Task instructions:
Look through the data below and return each line where "automatically" appears.

--- start of The data ---

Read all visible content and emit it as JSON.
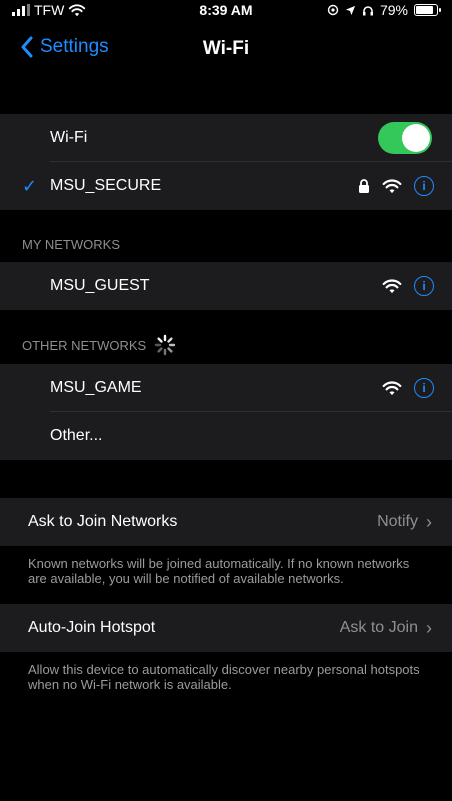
{
  "status_bar": {
    "carrier": "TFW",
    "time": "8:39 AM",
    "battery_percent": "79%",
    "battery_level": 0.79
  },
  "nav": {
    "back_label": "Settings",
    "title": "Wi-Fi"
  },
  "wifi": {
    "label": "Wi-Fi",
    "enabled": true,
    "connected_network": "MSU_SECURE"
  },
  "my_networks": {
    "header": "MY NETWORKS",
    "items": [
      {
        "name": "MSU_GUEST"
      }
    ]
  },
  "other_networks": {
    "header": "OTHER NETWORKS",
    "items": [
      {
        "name": "MSU_GAME"
      },
      {
        "name": "Other..."
      }
    ]
  },
  "ask_to_join": {
    "label": "Ask to Join Networks",
    "value": "Notify",
    "footnote": "Known networks will be joined automatically. If no known networks are available, you will be notified of available networks."
  },
  "auto_join_hotspot": {
    "label": "Auto-Join Hotspot",
    "value": "Ask to Join",
    "footnote": "Allow this device to automatically discover nearby personal hotspots when no Wi-Fi network is available."
  },
  "colors": {
    "accent": "#1e8cff",
    "toggle_on": "#34c759",
    "cell_bg": "#1c1c1e",
    "secondary_text": "#8e8e93"
  }
}
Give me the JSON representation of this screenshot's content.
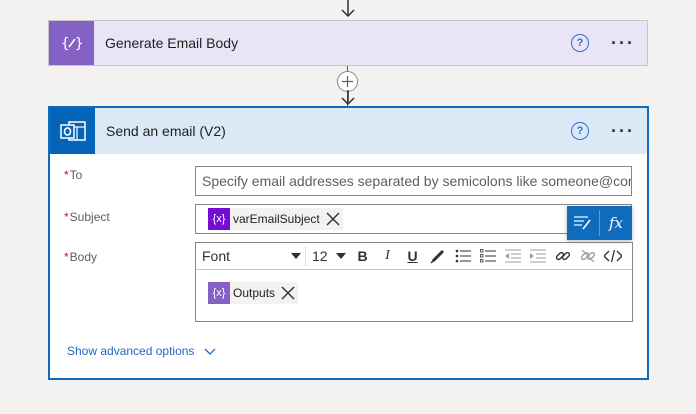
{
  "step1": {
    "title": "Generate Email Body",
    "icon": "variable-icon",
    "accent": "#8661c5"
  },
  "step2": {
    "title": "Send an email (V2)",
    "icon": "outlook-icon",
    "accent": "#0364b8",
    "fields": {
      "to": {
        "label": "To",
        "required_mark": "*",
        "placeholder": "Specify email addresses separated by semicolons like someone@contoso.com"
      },
      "subject": {
        "label": "Subject",
        "required_mark": "*",
        "token_text": "varEmailSubject",
        "token_color": "#770bd6"
      },
      "body": {
        "label": "Body",
        "required_mark": "*",
        "token_text": "Outputs",
        "token_color": "#8661c5"
      }
    },
    "toolbar": {
      "font": "Font",
      "size": "12",
      "bold": "B",
      "italic": "I",
      "underline": "U"
    },
    "show_advanced": "Show advanced options"
  },
  "popup": {
    "fx": "fx"
  }
}
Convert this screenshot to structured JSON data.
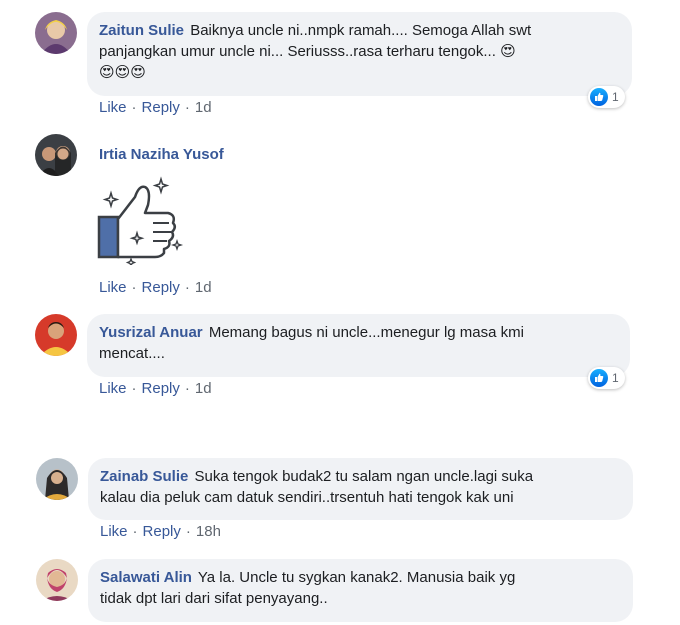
{
  "comments": [
    {
      "author": "Zaitun Sulie",
      "text_line1": "Baiknya uncle ni..nmpk ramah.... Semoga Allah swt",
      "text_line2": "panjangkan umur uncle ni... Seriusss..rasa terharu tengok...",
      "emoji_end": "😍",
      "emoji_row": "😍😍😍",
      "like_label": "Like",
      "reply_label": "Reply",
      "time": "1d",
      "reaction_count": "1"
    },
    {
      "author": "Irtia Naziha Yusof",
      "sticker": "thumbs-up-sparkle-sticker",
      "like_label": "Like",
      "reply_label": "Reply",
      "time": "1d"
    },
    {
      "author": "Yusrizal Anuar",
      "text_line1": "Memang bagus ni uncle...menegur lg masa kmi",
      "text_line2": "mencat....",
      "like_label": "Like",
      "reply_label": "Reply",
      "time": "1d",
      "reaction_count": "1"
    },
    {
      "author": "Zainab Sulie",
      "text_line1": "Suka tengok budak2 tu salam ngan uncle.lagi suka",
      "text_line2": "kalau dia peluk cam datuk sendiri..trsentuh hati tengok kak uni",
      "like_label": "Like",
      "reply_label": "Reply",
      "time": "18h"
    },
    {
      "author": "Salawati Alin",
      "text_line1": "Ya la. Uncle tu sygkan kanak2. Manusia baik yg",
      "text_line2": "tidak dpt lari dari sifat penyayang.."
    }
  ],
  "colors": {
    "author": "#385898",
    "bubble": "#f0f2f5",
    "like_gradient_top": "#18afff",
    "like_gradient_bottom": "#0062df"
  },
  "icons": {
    "reaction": "like-reaction-icon",
    "sticker": "thumbs-up-sparkle-sticker"
  }
}
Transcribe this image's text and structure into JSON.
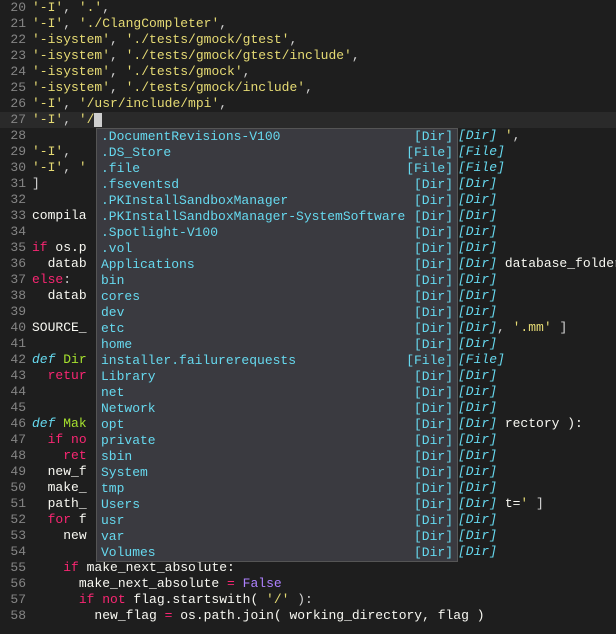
{
  "lines": [
    {
      "n": 20,
      "tokens": [
        [
          "'-I'",
          "str"
        ],
        [
          ", ",
          "punct"
        ],
        [
          "'.'",
          "str"
        ],
        [
          ",",
          "punct"
        ]
      ]
    },
    {
      "n": 21,
      "tokens": [
        [
          "'-I'",
          "str"
        ],
        [
          ", ",
          "punct"
        ],
        [
          "'./ClangCompleter'",
          "str"
        ],
        [
          ",",
          "punct"
        ]
      ]
    },
    {
      "n": 22,
      "tokens": [
        [
          "'-isystem'",
          "str"
        ],
        [
          ", ",
          "punct"
        ],
        [
          "'./tests/gmock/gtest'",
          "str"
        ],
        [
          ",",
          "punct"
        ]
      ]
    },
    {
      "n": 23,
      "tokens": [
        [
          "'-isystem'",
          "str"
        ],
        [
          ", ",
          "punct"
        ],
        [
          "'./tests/gmock/gtest/include'",
          "str"
        ],
        [
          ",",
          "punct"
        ]
      ]
    },
    {
      "n": 24,
      "tokens": [
        [
          "'-isystem'",
          "str"
        ],
        [
          ", ",
          "punct"
        ],
        [
          "'./tests/gmock'",
          "str"
        ],
        [
          ",",
          "punct"
        ]
      ]
    },
    {
      "n": 25,
      "tokens": [
        [
          "'-isystem'",
          "str"
        ],
        [
          ", ",
          "punct"
        ],
        [
          "'./tests/gmock/include'",
          "str"
        ],
        [
          ",",
          "punct"
        ]
      ]
    },
    {
      "n": 26,
      "tokens": [
        [
          "'-I'",
          "str"
        ],
        [
          ", ",
          "punct"
        ],
        [
          "'/usr/include/mpi'",
          "str"
        ],
        [
          ",",
          "punct"
        ]
      ]
    },
    {
      "n": 27,
      "current": true,
      "tokens": [
        [
          "'-I'",
          "str"
        ],
        [
          ", ",
          "punct"
        ],
        [
          "'/",
          "str"
        ]
      ],
      "cursor": true
    },
    {
      "n": 28,
      "right": "[Dir] ',",
      "rightTokens": [
        [
          "[Dir]",
          "def"
        ],
        [
          " ",
          "punct"
        ],
        [
          "'",
          "str"
        ],
        [
          ",",
          "punct"
        ]
      ]
    },
    {
      "n": 29,
      "tokens": [
        [
          "'-I'",
          "str"
        ],
        [
          ", ",
          "punct"
        ]
      ],
      "right": "[File]",
      "rightTokens": [
        [
          "[File]",
          "def"
        ]
      ]
    },
    {
      "n": 30,
      "tokens": [
        [
          "'-I'",
          "str"
        ],
        [
          ", ",
          "punct"
        ],
        [
          "'",
          "str"
        ]
      ],
      "right": "[File]",
      "rightTokens": [
        [
          "[File]",
          "def"
        ]
      ]
    },
    {
      "n": 31,
      "tokens": [
        [
          "]",
          "punct"
        ]
      ],
      "right": "[Dir]",
      "rightTokens": [
        [
          "[Dir]",
          "def"
        ]
      ]
    },
    {
      "n": 32,
      "right": "[Dir]",
      "rightTokens": [
        [
          "[Dir]",
          "def"
        ]
      ]
    },
    {
      "n": 33,
      "tokens": [
        [
          "compila",
          "id"
        ]
      ],
      "right": "[Dir]",
      "rightTokens": [
        [
          "[Dir]",
          "def"
        ]
      ]
    },
    {
      "n": 34,
      "right": "[Dir]",
      "rightTokens": [
        [
          "[Dir]",
          "def"
        ]
      ]
    },
    {
      "n": 35,
      "tokens": [
        [
          "if ",
          "kw"
        ],
        [
          "os.p",
          "id"
        ]
      ],
      "right": "[Dir]",
      "rightTokens": [
        [
          "[Dir]",
          "def"
        ]
      ]
    },
    {
      "n": 36,
      "indent": 2,
      "tokens": [
        [
          "datab",
          "id"
        ]
      ],
      "right": "[Dir]",
      "rightTokens": [
        [
          "[Dir]",
          "def"
        ]
      ],
      "after": " database_folder )"
    },
    {
      "n": 37,
      "tokens": [
        [
          "else",
          "kw"
        ],
        [
          ":",
          "punct"
        ]
      ],
      "right": "[Dir]",
      "rightTokens": [
        [
          "[Dir]",
          "def"
        ]
      ]
    },
    {
      "n": 38,
      "indent": 2,
      "tokens": [
        [
          "datab",
          "id"
        ]
      ],
      "right": "[Dir]",
      "rightTokens": [
        [
          "[Dir]",
          "def"
        ]
      ]
    },
    {
      "n": 39,
      "right": "[Dir]",
      "rightTokens": [
        [
          "[Dir]",
          "def"
        ]
      ]
    },
    {
      "n": 40,
      "tokens": [
        [
          "SOURCE_",
          "id"
        ]
      ],
      "right": "[Dir]",
      "rightTokens": [
        [
          "[Dir]",
          "def"
        ]
      ],
      "after": ", '.mm' ]",
      "afterTokens": [
        [
          ", ",
          "punct"
        ],
        [
          "'.mm'",
          "str"
        ],
        [
          " ]",
          "punct"
        ]
      ]
    },
    {
      "n": 41,
      "right": "[Dir]",
      "rightTokens": [
        [
          "[Dir]",
          "def"
        ]
      ]
    },
    {
      "n": 42,
      "tokens": [
        [
          "def ",
          "def"
        ],
        [
          "Dir",
          "name"
        ]
      ],
      "right": "[File]",
      "rightTokens": [
        [
          "[File]",
          "def"
        ]
      ]
    },
    {
      "n": 43,
      "indent": 2,
      "tokens": [
        [
          "retur",
          "kw"
        ]
      ],
      "right": "[Dir]",
      "rightTokens": [
        [
          "[Dir]",
          "def"
        ]
      ]
    },
    {
      "n": 44,
      "right": "[Dir]",
      "rightTokens": [
        [
          "[Dir]",
          "def"
        ]
      ]
    },
    {
      "n": 45,
      "right": "[Dir]",
      "rightTokens": [
        [
          "[Dir]",
          "def"
        ]
      ]
    },
    {
      "n": 46,
      "tokens": [
        [
          "def ",
          "def"
        ],
        [
          "Mak",
          "name"
        ]
      ],
      "right": "[Dir]",
      "rightTokens": [
        [
          "[Dir]",
          "def"
        ]
      ],
      "after": " rectory ):"
    },
    {
      "n": 47,
      "indent": 2,
      "tokens": [
        [
          "if ",
          "kw"
        ],
        [
          "no",
          "kw"
        ]
      ],
      "right": "[Dir]",
      "rightTokens": [
        [
          "[Dir]",
          "def"
        ]
      ]
    },
    {
      "n": 48,
      "indent": 4,
      "tokens": [
        [
          "ret",
          "kw"
        ]
      ],
      "right": "[Dir]",
      "rightTokens": [
        [
          "[Dir]",
          "def"
        ]
      ]
    },
    {
      "n": 49,
      "indent": 2,
      "tokens": [
        [
          "new_f",
          "id"
        ]
      ],
      "right": "[Dir]",
      "rightTokens": [
        [
          "[Dir]",
          "def"
        ]
      ]
    },
    {
      "n": 50,
      "indent": 2,
      "tokens": [
        [
          "make_",
          "id"
        ]
      ],
      "right": "[Dir]",
      "rightTokens": [
        [
          "[Dir]",
          "def"
        ]
      ]
    },
    {
      "n": 51,
      "indent": 2,
      "tokens": [
        [
          "path_",
          "id"
        ]
      ],
      "right": "[Dir]",
      "rightTokens": [
        [
          "[Dir]",
          "def"
        ]
      ],
      "after": " t=' ]",
      "afterTokens": [
        [
          " t=",
          "id"
        ],
        [
          "'",
          "str"
        ],
        [
          " ]",
          "punct"
        ]
      ]
    },
    {
      "n": 52,
      "indent": 2,
      "tokens": [
        [
          "for ",
          "kw"
        ],
        [
          "f",
          "id"
        ]
      ],
      "right": "[Dir]",
      "rightTokens": [
        [
          "[Dir]",
          "def"
        ]
      ]
    },
    {
      "n": 53,
      "indent": 4,
      "tokens": [
        [
          "new",
          "id"
        ]
      ],
      "right": "[Dir]",
      "rightTokens": [
        [
          "[Dir]",
          "def"
        ]
      ]
    },
    {
      "n": 54,
      "right": "[Dir]",
      "rightTokens": [
        [
          "[Dir]",
          "def"
        ]
      ]
    },
    {
      "n": 55,
      "indent": 4,
      "tokens": [
        [
          "if ",
          "kw"
        ],
        [
          "make_next_absolute:",
          "id"
        ]
      ]
    },
    {
      "n": 56,
      "indent": 6,
      "tokens": [
        [
          "make_next_absolute ",
          "id"
        ],
        [
          "=",
          "kw"
        ],
        [
          " ",
          "punct"
        ],
        [
          "False",
          "const"
        ]
      ]
    },
    {
      "n": 57,
      "indent": 6,
      "tokens": [
        [
          "if not ",
          "kw"
        ],
        [
          "flag.startswith( ",
          "id"
        ],
        [
          "'/'",
          "str"
        ],
        [
          " ):",
          "punct"
        ]
      ]
    },
    {
      "n": 58,
      "indent": 8,
      "tokens": [
        [
          "new_flag ",
          "id"
        ],
        [
          "=",
          "kw"
        ],
        [
          " os.path.join( working_directory, flag )",
          "id"
        ]
      ]
    }
  ],
  "popup": [
    {
      "name": ".DocumentRevisions-V100",
      "kind": "[Dir]"
    },
    {
      "name": ".DS_Store",
      "kind": "[File]"
    },
    {
      "name": ".file",
      "kind": "[File]"
    },
    {
      "name": ".fseventsd",
      "kind": "[Dir]"
    },
    {
      "name": ".PKInstallSandboxManager",
      "kind": "[Dir]"
    },
    {
      "name": ".PKInstallSandboxManager-SystemSoftware",
      "kind": "[Dir]"
    },
    {
      "name": ".Spotlight-V100",
      "kind": "[Dir]"
    },
    {
      "name": ".vol",
      "kind": "[Dir]"
    },
    {
      "name": "Applications",
      "kind": "[Dir]"
    },
    {
      "name": "bin",
      "kind": "[Dir]"
    },
    {
      "name": "cores",
      "kind": "[Dir]"
    },
    {
      "name": "dev",
      "kind": "[Dir]"
    },
    {
      "name": "etc",
      "kind": "[Dir]"
    },
    {
      "name": "home",
      "kind": "[Dir]"
    },
    {
      "name": "installer.failurerequests",
      "kind": "[File]"
    },
    {
      "name": "Library",
      "kind": "[Dir]"
    },
    {
      "name": "net",
      "kind": "[Dir]"
    },
    {
      "name": "Network",
      "kind": "[Dir]"
    },
    {
      "name": "opt",
      "kind": "[Dir]"
    },
    {
      "name": "private",
      "kind": "[Dir]"
    },
    {
      "name": "sbin",
      "kind": "[Dir]"
    },
    {
      "name": "System",
      "kind": "[Dir]"
    },
    {
      "name": "tmp",
      "kind": "[Dir]"
    },
    {
      "name": "Users",
      "kind": "[Dir]"
    },
    {
      "name": "usr",
      "kind": "[Dir]"
    },
    {
      "name": "var",
      "kind": "[Dir]"
    },
    {
      "name": "Volumes",
      "kind": "[Dir]"
    }
  ]
}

--- end of The data ---

Answer in full:
    "footnote": "Known networks will be joined automatically. If no known networks are available, you will be notified of available networks."
    "footnote": "Allow this device to automatically discover nearby personal hotspots when no Wi-Fi network is available."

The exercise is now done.